┌─ SUPPLIED ENTRIES
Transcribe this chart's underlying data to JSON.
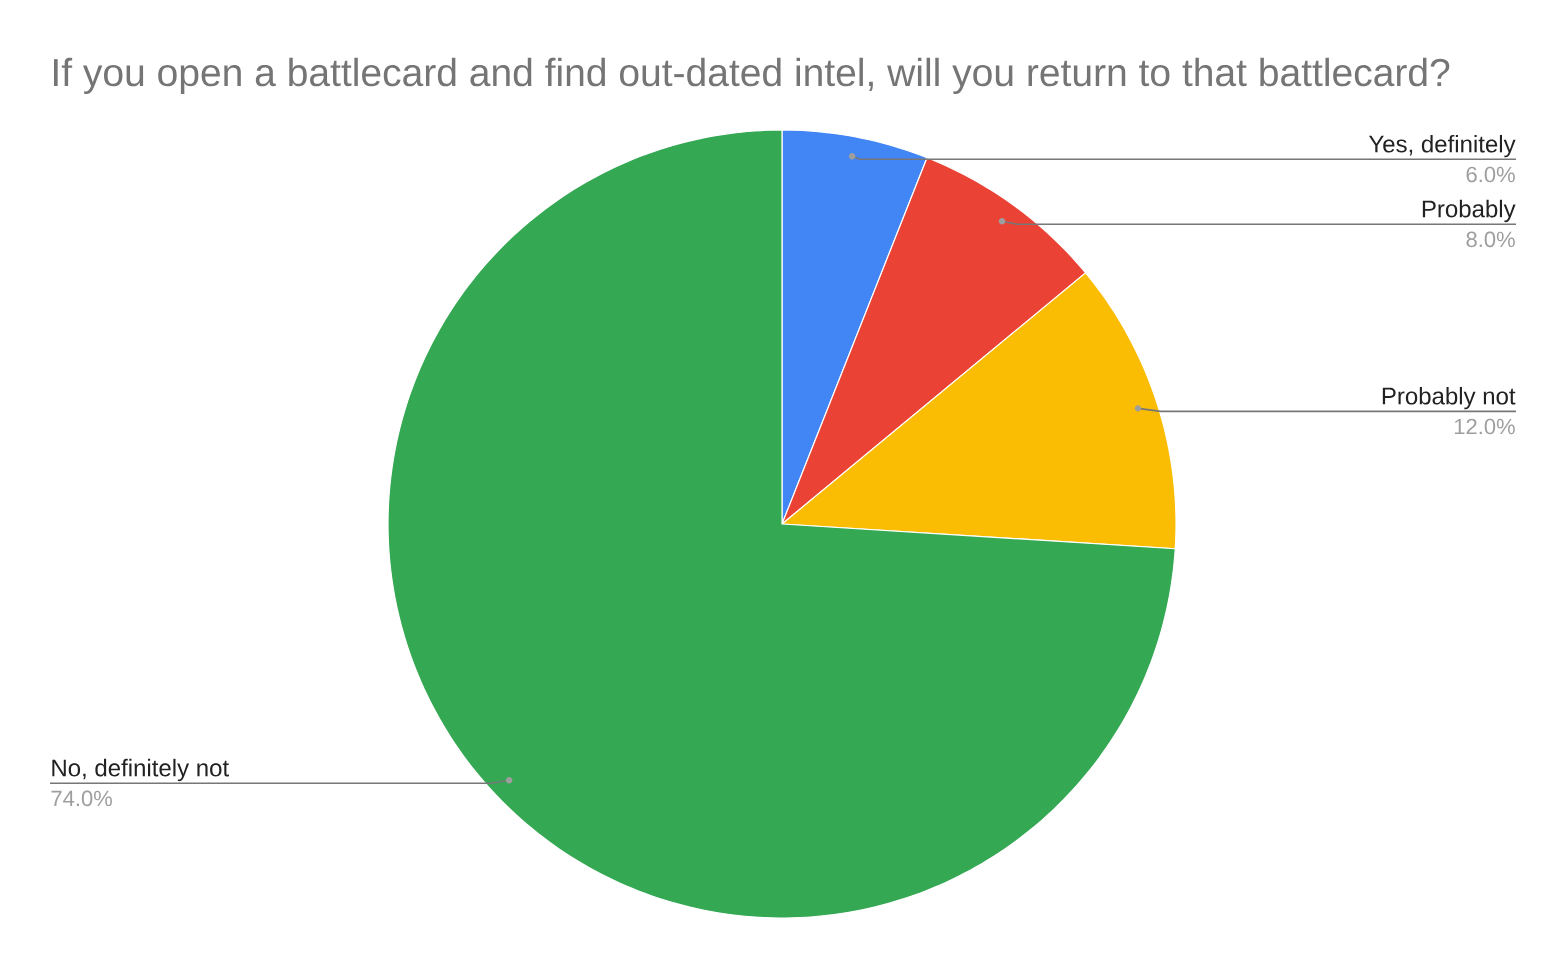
{
  "chart_data": {
    "type": "pie",
    "title": "If you open a battlecard and find out-dated intel, will you return to that battlecard?",
    "categories": [
      "Yes, definitely",
      "Probably",
      "Probably not",
      "No, definitely not"
    ],
    "values": [
      6,
      8,
      12,
      74
    ],
    "colors": [
      "#4285f4",
      "#ea4335",
      "#fbbc04",
      "#34a853"
    ],
    "value_labels": [
      "6.0%",
      "8.0%",
      "12.0%",
      "74.0%"
    ]
  }
}
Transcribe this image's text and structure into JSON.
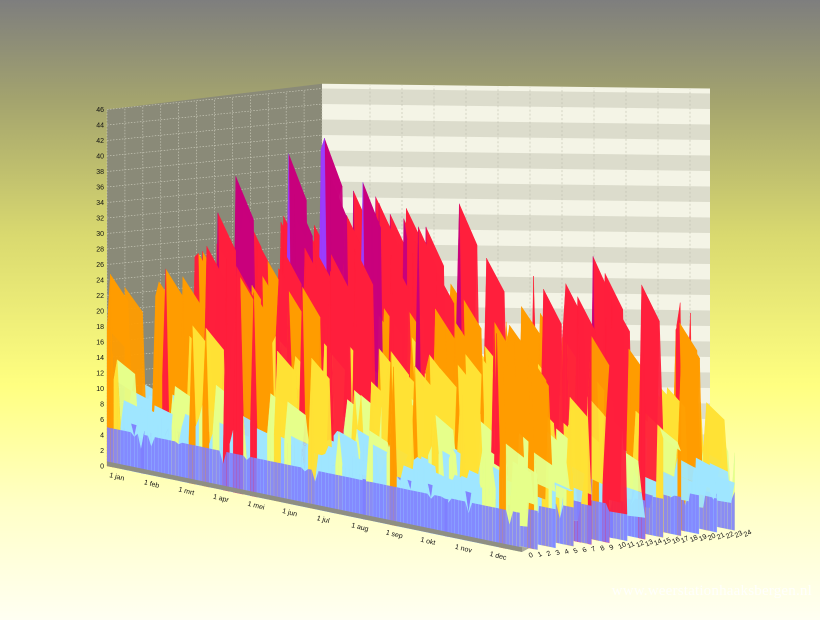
└─
**WHAT TO DO:** Your copy should match the entries exactly, minus the pictures.

**RESULT FOR THIS TASK:**
Transcribe this chart's underlying data to JSON.
{
  "chart_data": {
    "type": "pie",
    "title": "If you open a battlecard and find out-dated intel, will you return to that battlecard?",
    "categories": [
      "Yes, definitely",
      "Probably",
      "Probably not",
      "No, definitely not"
    ],
    "values": [
      6,
      8,
      12,
      74
    ],
    "colors": [
      "#4285f4",
      "#ea4335",
      "#fbbc04",
      "#34a853"
    ],
    "value_labels": [
      "6.0%",
      "8.0%",
      "12.0%",
      "74.0%"
    ]
  }
}
Transcribe this image's text and structure into JSON.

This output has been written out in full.